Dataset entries

>>>

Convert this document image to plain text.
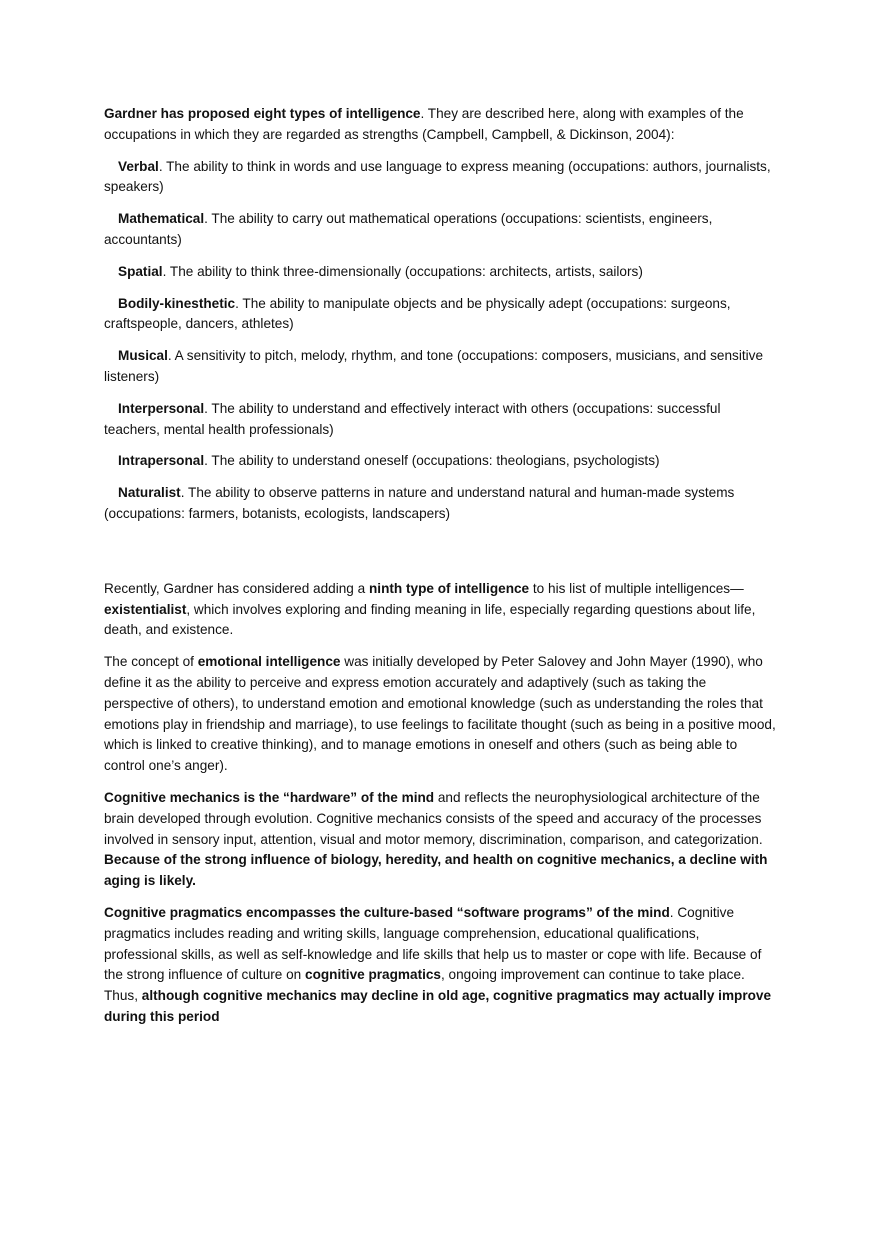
Gardner has proposed eight types of intelligence. They are described here, along with examples of the occupations in which they are regarded as strengths (Campbell, Campbell, & Dickinson, 2004):

Verbal. The ability to think in words and use language to express meaning (occupations: authors, journalists, speakers)

Mathematical. The ability to carry out mathematical operations (occupations: scientists, engineers, accountants)

Spatial. The ability to think three-dimensionally (occupations: architects, artists, sailors)

Bodily-kinesthetic. The ability to manipulate objects and be physically adept (occupations: surgeons, craftspeople, dancers, athletes)

Musical. A sensitivity to pitch, melody, rhythm, and tone (occupations: composers, musicians, and sensitive listeners)

Interpersonal. The ability to understand and effectively interact with others (occupations: successful teachers, mental health professionals)

Intrapersonal. The ability to understand oneself (occupations: theologians, psychologists)

Naturalist. The ability to observe patterns in nature and understand natural and human-made systems (occupations: farmers, botanists, ecologists, landscapers)

Recently, Gardner has considered adding a ninth type of intelligence to his list of multiple intelligences—existentialist, which involves exploring and finding meaning in life, especially regarding questions about life, death, and existence.

The concept of emotional intelligence was initially developed by Peter Salovey and John Mayer (1990), who define it as the ability to perceive and express emotion accurately and adaptively (such as taking the perspective of others), to understand emotion and emotional knowledge (such as understanding the roles that emotions play in friendship and marriage), to use feelings to facilitate thought (such as being in a positive mood, which is linked to creative thinking), and to manage emotions in oneself and others (such as being able to control one’s anger).

Cognitive mechanics is the “hardware” of the mind and reflects the neurophysiological architecture of the brain developed through evolution. Cognitive mechanics consists of the speed and accuracy of the processes involved in sensory input, attention, visual and motor memory, discrimination, comparison, and categorization. Because of the strong influence of biology, heredity, and health on cognitive mechanics, a decline with aging is likely.

Cognitive pragmatics encompasses the culture-based “software programs” of the mind. Cognitive pragmatics includes reading and writing skills, language comprehension, educational qualifications, professional skills, as well as self-knowledge and life skills that help us to master or cope with life. Because of the strong influence of culture on cognitive pragmatics, ongoing improvement can continue to take place. Thus, although cognitive mechanics may decline in old age, cognitive pragmatics may actually improve during this period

<<<

Instructions for the task:
Give a single number: the count of lines above that include the word "meaning".

Solution below:
2